---------- SUPPLIED DATA

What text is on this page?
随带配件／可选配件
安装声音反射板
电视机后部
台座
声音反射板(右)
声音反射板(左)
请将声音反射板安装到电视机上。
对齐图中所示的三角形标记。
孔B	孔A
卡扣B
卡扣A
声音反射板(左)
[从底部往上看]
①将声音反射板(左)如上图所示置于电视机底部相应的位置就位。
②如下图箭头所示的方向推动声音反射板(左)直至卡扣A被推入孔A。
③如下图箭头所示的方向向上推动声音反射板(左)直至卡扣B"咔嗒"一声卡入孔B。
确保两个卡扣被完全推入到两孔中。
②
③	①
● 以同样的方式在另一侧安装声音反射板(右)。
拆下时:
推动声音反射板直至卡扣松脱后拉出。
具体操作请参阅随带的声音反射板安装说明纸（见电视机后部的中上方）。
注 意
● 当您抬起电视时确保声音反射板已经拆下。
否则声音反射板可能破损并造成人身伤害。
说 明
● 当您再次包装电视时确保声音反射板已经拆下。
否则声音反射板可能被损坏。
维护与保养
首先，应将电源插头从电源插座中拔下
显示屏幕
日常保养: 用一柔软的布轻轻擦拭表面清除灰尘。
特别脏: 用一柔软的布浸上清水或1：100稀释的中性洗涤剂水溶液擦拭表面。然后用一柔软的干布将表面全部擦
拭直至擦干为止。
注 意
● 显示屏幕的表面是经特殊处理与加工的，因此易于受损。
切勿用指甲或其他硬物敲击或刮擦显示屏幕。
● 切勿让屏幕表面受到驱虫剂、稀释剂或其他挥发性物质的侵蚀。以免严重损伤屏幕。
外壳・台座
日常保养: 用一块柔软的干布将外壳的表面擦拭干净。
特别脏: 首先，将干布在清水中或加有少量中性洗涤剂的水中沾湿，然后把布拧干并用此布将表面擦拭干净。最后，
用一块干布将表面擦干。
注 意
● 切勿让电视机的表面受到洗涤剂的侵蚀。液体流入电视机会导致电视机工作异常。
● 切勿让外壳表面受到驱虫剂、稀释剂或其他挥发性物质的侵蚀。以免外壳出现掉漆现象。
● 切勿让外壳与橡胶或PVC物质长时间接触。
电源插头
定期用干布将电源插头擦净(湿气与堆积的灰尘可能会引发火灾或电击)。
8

--------------------

- PROBLEM TO SOLVE
Output all of the material, please, exactly as it stands.

- CORRECT RESULT
What text is on this page?
随带配件／可选配件
安装声音反射板
电视机后部
台座
声音反射板(右)
声音反射板(左)
请将声音反射板安装到电视机上。
对齐图中所示的三角形标记。
孔B	孔A
卡扣B
卡扣A
声音反射板(左)
[从底部往上看]
①将声音反射板(左)如上图所示置于电视机底部相应的位置就位。
②如下图箭头所示的方向推动声音反射板(左)直至卡扣A被推入孔A。
③如下图箭头所示的方向向上推动声音反射板(左)直至卡扣B"咔嗒"一声卡入孔B。
确保两个卡扣被完全推入到两孔中。
②
③	①
● 以同样的方式在另一侧安装声音反射板(右)。
拆下时:
推动声音反射板直至卡扣松脱后拉出。
具体操作请参阅随带的声音反射板安装说明纸（见电视机后部的中上方）。
注 意
● 当您抬起电视时确保声音反射板已经拆下。
否则声音反射板可能破损并造成人身伤害。
说 明
● 当您再次包装电视时确保声音反射板已经拆下。
否则声音反射板可能被损坏。
维护与保养
首先，应将电源插头从电源插座中拔下
显示屏幕
日常保养: 用一柔软的布轻轻擦拭表面清除灰尘。
特别脏: 用一柔软的布浸上清水或1：100稀释的中性洗涤剂水溶液擦拭表面。然后用一柔软的干布将表面全部擦
拭直至擦干为止。
注 意
● 显示屏幕的表面是经特殊处理与加工的，因此易于受损。
切勿用指甲或其他硬物敲击或刮擦显示屏幕。
● 切勿让屏幕表面受到驱虫剂、稀释剂或其他挥发性物质的侵蚀。以免严重损伤屏幕。
外壳・台座
日常保养: 用一块柔软的干布将外壳的表面擦拭干净。
特别脏: 首先，将干布在清水中或加有少量中性洗涤剂的水中沾湿，然后把布拧干并用此布将表面擦拭干净。最后，
用一块干布将表面擦干。
注 意
● 切勿让电视机的表面受到洗涤剂的侵蚀。液体流入电视机会导致电视机工作异常。
● 切勿让外壳表面受到驱虫剂、稀释剂或其他挥发性物质的侵蚀。以免外壳出现掉漆现象。
● 切勿让外壳与橡胶或PVC物质长时间接触。
电源插头
定期用干布将电源插头擦净(湿气与堆积的灰尘可能会引发火灾或电击)。
8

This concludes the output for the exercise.